/---

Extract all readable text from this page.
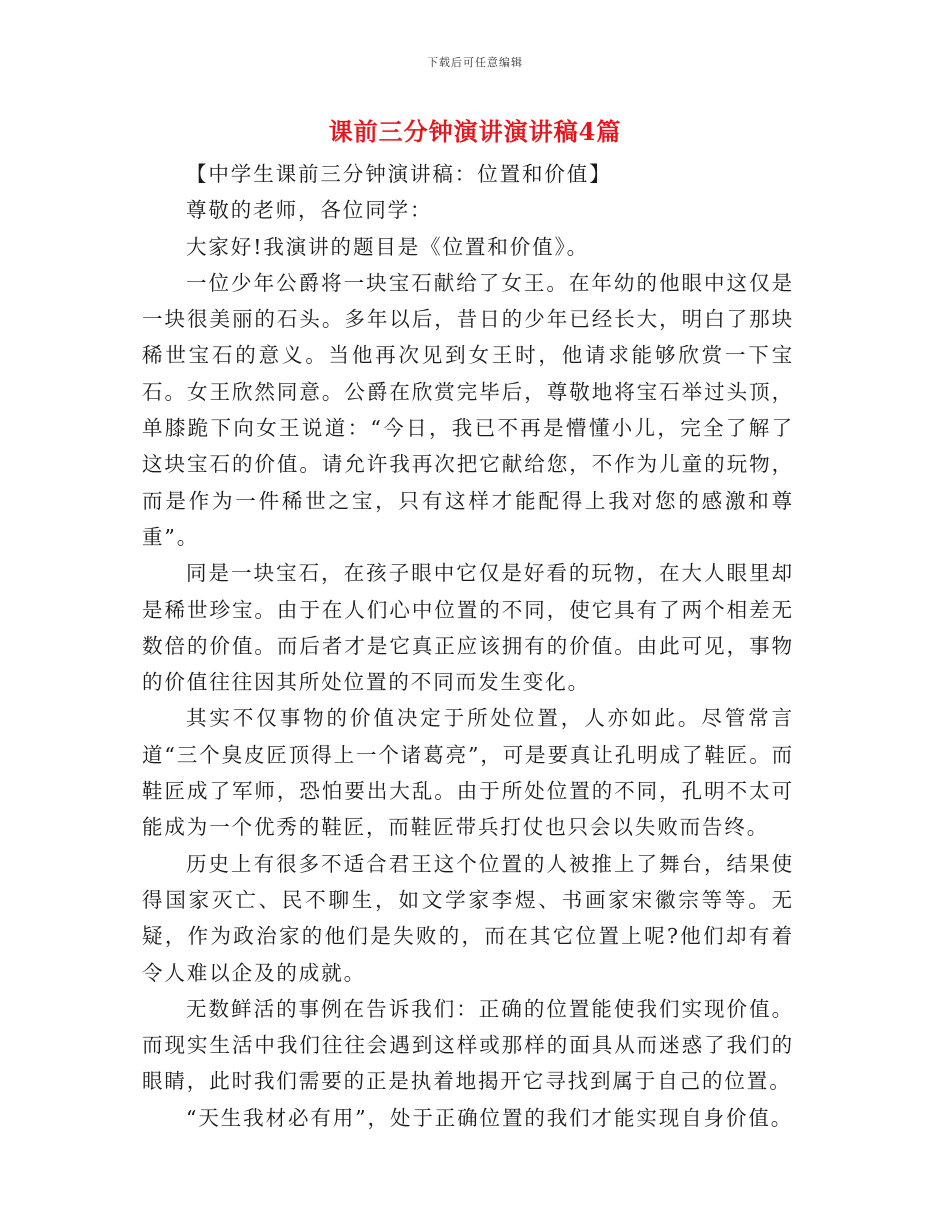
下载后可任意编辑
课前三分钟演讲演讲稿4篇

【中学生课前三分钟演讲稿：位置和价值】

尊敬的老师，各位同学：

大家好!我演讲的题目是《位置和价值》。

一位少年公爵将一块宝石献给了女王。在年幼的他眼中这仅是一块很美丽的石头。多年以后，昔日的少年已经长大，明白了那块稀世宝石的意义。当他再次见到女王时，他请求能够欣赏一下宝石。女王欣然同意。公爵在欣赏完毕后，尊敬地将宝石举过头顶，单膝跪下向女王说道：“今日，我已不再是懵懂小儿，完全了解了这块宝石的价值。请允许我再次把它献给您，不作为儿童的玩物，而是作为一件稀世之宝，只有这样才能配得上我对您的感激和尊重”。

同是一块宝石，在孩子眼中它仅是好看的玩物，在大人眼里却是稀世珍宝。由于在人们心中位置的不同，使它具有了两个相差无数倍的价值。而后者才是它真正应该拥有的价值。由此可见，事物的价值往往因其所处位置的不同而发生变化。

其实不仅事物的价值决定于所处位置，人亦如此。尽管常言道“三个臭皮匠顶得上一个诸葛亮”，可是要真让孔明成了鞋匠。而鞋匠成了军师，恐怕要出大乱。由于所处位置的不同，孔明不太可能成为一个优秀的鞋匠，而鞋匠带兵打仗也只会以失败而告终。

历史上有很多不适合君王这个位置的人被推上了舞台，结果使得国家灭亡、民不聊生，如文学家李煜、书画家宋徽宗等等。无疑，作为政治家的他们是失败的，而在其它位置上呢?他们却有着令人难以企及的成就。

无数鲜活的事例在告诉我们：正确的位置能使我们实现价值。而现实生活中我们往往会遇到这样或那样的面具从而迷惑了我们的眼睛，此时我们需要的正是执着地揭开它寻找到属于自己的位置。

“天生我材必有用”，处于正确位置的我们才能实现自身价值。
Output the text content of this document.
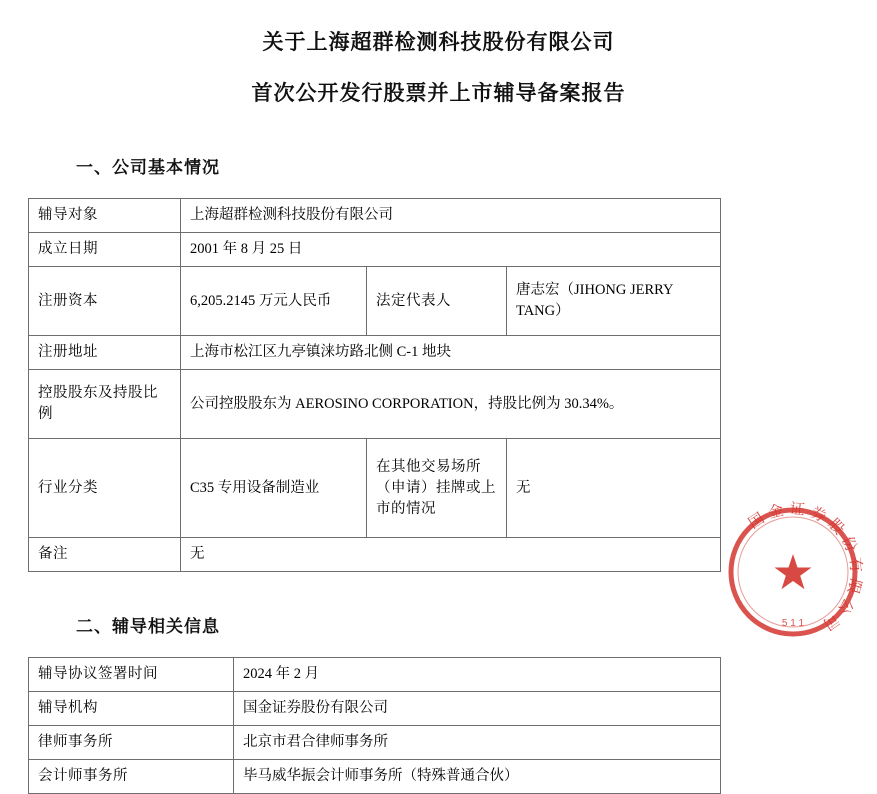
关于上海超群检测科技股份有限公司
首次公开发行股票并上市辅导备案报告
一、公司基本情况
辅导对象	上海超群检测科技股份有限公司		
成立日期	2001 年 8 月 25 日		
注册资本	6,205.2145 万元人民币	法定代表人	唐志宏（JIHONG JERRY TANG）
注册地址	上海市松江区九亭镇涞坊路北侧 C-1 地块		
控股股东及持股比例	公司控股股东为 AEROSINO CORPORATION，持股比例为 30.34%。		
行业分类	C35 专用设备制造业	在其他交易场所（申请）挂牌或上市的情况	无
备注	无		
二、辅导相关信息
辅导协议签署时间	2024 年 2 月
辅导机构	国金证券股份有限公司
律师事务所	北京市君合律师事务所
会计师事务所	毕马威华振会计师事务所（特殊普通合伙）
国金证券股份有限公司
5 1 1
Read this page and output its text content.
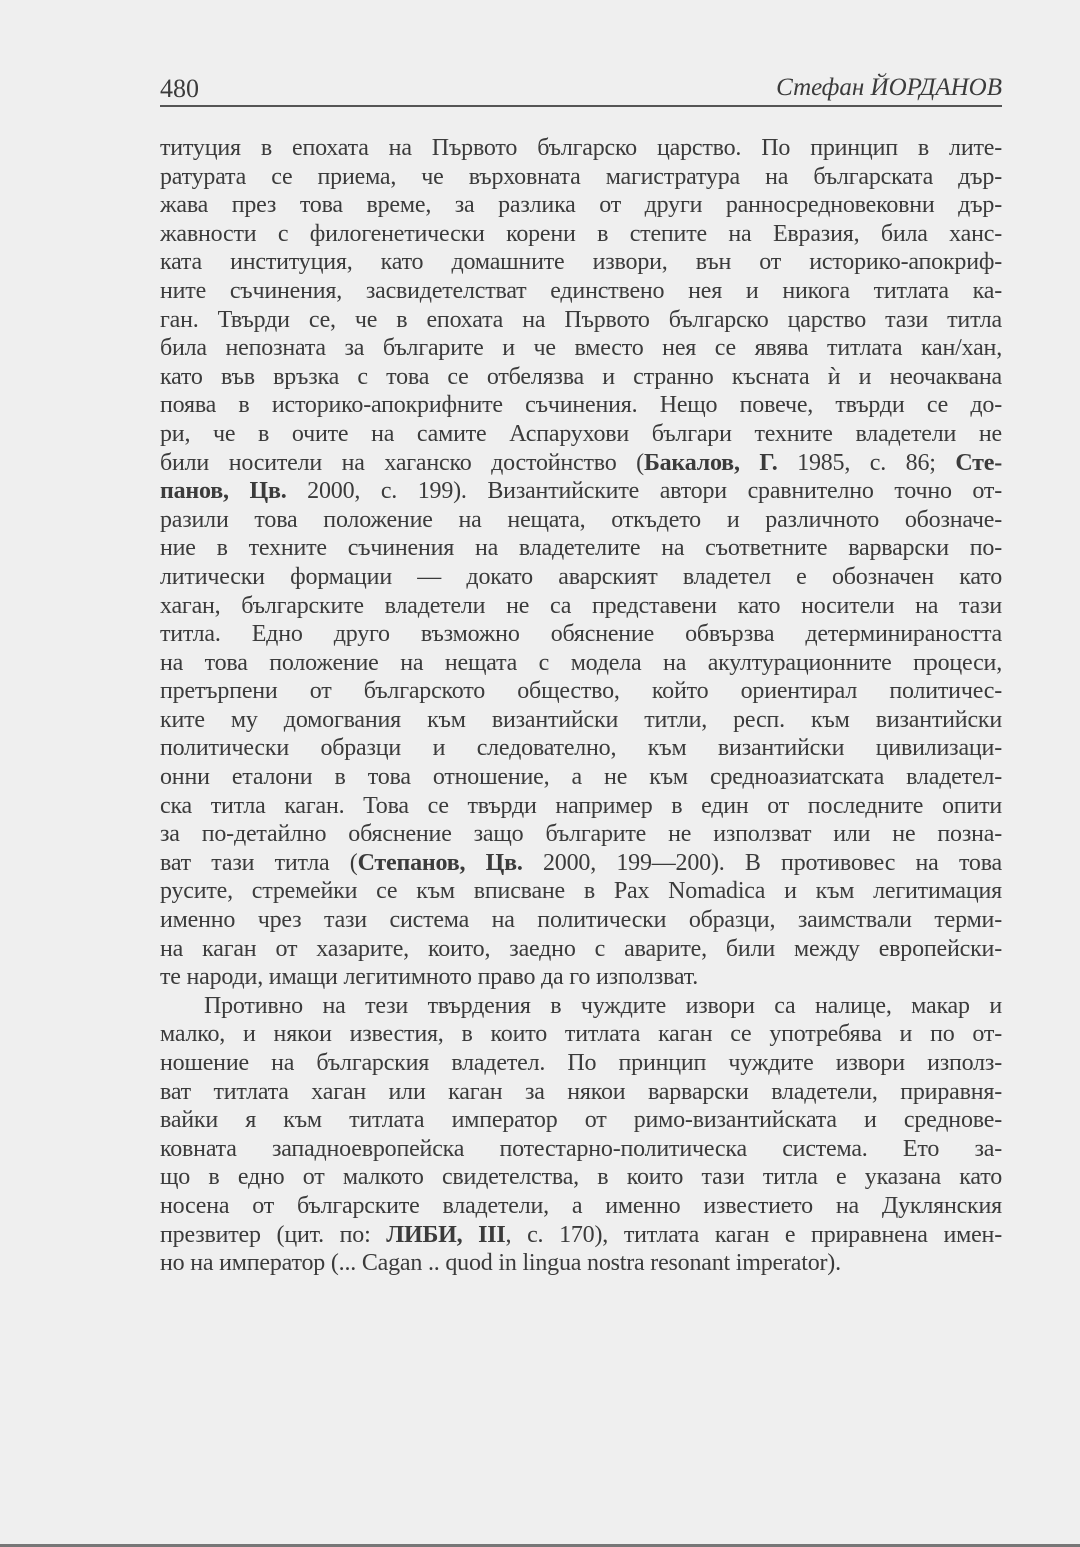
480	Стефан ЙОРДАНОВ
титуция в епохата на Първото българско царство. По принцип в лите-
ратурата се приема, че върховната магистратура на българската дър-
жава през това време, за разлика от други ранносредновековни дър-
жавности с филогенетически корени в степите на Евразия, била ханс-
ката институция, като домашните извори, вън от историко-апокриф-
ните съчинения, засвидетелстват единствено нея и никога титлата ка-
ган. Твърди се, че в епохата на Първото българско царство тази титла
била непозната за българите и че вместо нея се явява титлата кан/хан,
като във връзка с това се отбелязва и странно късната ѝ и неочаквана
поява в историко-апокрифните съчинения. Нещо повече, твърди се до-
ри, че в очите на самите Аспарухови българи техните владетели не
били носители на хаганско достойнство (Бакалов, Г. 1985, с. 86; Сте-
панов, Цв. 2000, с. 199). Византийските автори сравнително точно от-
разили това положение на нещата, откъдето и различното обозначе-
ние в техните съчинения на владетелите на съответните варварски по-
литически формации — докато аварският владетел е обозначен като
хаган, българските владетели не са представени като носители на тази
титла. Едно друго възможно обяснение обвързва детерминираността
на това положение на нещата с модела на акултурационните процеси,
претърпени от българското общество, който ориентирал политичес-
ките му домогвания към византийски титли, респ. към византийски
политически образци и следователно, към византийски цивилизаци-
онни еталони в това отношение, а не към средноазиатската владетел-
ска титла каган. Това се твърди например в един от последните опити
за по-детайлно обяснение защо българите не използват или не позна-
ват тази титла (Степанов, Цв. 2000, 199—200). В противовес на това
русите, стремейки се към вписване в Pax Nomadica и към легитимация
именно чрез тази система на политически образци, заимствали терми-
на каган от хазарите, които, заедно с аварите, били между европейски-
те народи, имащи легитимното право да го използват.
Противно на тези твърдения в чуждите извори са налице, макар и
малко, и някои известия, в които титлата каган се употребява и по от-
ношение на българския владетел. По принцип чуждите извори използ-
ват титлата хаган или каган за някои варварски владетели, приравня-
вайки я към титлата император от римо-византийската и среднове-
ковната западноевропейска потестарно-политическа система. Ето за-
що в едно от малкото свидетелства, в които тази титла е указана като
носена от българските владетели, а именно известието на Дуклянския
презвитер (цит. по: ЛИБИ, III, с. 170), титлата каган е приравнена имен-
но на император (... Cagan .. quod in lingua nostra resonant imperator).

\---

# [REQUEST]
Gather and copy every line of the data in which the string "император" is found.

# [TASK ANSWER]
вайки я към титлата император от римо-византийската и среднове-
но на император (... Cagan .. quod in lingua nostra resonant imperator).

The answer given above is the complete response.